Task brief: Wherever the string "JSON" appears, copy the whole line.
===== Stored data
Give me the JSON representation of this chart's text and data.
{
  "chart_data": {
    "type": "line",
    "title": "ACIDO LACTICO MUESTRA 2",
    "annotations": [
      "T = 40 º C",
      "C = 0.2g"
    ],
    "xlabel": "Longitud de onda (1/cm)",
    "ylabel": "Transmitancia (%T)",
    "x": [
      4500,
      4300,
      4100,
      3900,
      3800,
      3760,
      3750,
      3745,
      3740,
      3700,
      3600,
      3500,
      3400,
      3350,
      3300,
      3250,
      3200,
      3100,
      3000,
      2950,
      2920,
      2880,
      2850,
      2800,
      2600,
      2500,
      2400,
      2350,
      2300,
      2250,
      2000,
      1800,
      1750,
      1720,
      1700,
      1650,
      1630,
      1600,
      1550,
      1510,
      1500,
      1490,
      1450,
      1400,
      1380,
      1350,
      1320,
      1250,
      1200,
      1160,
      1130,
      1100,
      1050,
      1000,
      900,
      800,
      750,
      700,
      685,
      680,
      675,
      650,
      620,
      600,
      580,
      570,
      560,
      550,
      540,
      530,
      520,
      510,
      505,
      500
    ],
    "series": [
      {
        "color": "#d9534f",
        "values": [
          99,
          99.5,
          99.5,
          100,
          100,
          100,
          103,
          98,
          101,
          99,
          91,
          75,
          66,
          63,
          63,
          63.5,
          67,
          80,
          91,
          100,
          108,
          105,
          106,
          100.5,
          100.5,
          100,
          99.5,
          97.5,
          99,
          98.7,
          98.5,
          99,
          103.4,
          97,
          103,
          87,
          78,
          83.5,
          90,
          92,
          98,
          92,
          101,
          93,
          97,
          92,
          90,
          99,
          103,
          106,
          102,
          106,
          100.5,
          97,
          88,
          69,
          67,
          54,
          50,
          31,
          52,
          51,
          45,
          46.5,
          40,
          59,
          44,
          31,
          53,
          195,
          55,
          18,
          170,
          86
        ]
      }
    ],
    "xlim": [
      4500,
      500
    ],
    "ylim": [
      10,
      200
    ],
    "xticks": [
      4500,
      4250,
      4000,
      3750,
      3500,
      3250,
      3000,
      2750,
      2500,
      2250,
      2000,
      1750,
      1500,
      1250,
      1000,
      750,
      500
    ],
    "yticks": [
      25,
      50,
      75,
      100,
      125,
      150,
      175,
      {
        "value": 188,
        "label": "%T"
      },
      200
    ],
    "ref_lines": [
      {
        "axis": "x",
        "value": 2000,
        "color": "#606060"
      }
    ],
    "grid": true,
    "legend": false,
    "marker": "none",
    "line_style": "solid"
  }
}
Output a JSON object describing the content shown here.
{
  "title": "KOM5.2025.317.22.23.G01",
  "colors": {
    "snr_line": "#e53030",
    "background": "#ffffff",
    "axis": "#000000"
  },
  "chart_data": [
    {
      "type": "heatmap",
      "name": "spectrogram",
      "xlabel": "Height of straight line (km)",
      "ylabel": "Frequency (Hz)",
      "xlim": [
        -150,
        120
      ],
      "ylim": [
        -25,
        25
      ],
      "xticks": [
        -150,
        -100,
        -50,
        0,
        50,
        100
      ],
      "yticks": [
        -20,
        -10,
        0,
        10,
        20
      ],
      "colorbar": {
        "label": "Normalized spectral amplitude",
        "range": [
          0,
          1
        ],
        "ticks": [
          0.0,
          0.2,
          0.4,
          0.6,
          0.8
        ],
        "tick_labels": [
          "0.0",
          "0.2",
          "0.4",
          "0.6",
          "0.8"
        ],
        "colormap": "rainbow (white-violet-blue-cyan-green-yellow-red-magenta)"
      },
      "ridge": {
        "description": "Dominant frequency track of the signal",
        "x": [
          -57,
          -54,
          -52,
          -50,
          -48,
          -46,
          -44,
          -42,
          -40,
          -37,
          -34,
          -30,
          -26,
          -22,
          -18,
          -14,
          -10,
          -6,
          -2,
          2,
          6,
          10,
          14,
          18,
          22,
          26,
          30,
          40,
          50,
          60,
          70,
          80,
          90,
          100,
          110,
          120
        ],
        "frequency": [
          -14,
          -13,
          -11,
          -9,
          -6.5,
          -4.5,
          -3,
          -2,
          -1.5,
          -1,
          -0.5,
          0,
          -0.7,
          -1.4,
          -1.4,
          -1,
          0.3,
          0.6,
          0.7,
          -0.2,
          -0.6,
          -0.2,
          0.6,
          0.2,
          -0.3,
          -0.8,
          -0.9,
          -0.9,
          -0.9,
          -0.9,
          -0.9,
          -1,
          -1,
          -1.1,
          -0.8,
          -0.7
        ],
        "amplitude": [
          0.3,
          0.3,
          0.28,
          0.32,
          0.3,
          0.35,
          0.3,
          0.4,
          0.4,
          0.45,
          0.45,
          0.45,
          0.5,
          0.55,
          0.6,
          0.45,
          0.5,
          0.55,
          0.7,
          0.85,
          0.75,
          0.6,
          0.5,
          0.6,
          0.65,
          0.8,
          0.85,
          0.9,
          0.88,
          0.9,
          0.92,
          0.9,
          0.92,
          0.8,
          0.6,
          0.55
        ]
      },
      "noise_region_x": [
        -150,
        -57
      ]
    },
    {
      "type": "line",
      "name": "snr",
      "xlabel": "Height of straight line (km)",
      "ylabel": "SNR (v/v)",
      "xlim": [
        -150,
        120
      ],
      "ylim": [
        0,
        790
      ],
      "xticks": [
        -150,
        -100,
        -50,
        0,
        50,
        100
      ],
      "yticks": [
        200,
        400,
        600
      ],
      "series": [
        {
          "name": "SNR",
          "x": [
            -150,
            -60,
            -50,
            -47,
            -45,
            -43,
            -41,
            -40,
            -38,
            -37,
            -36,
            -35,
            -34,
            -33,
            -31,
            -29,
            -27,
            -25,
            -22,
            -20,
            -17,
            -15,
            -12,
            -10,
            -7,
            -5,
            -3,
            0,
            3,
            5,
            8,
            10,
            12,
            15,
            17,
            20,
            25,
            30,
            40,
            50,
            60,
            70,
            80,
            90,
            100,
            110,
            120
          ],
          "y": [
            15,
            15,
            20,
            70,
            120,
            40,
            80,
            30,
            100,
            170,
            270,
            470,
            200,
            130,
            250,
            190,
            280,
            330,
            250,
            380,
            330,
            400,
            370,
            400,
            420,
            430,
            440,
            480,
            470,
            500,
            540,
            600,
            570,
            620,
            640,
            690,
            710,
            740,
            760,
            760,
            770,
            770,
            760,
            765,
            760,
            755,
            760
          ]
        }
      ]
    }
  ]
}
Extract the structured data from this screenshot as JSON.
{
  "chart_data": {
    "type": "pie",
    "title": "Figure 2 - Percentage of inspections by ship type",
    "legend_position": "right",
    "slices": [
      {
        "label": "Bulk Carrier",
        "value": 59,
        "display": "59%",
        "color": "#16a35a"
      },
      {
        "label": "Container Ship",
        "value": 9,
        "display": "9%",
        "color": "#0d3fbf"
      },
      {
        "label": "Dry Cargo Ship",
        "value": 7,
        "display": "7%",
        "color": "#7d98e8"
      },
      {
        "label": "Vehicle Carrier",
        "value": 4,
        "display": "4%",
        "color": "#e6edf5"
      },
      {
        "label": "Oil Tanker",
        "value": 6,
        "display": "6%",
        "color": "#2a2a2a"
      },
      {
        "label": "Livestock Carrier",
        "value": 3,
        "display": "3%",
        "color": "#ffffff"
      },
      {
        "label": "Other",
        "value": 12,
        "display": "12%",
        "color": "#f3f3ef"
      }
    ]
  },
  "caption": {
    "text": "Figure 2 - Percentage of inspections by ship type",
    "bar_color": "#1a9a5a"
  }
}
==========
Result below:
Give me the JSON representation of this chart's text and data.
Output a JSON object describing the content shown here.
Extract the structured data from this screenshot as JSON.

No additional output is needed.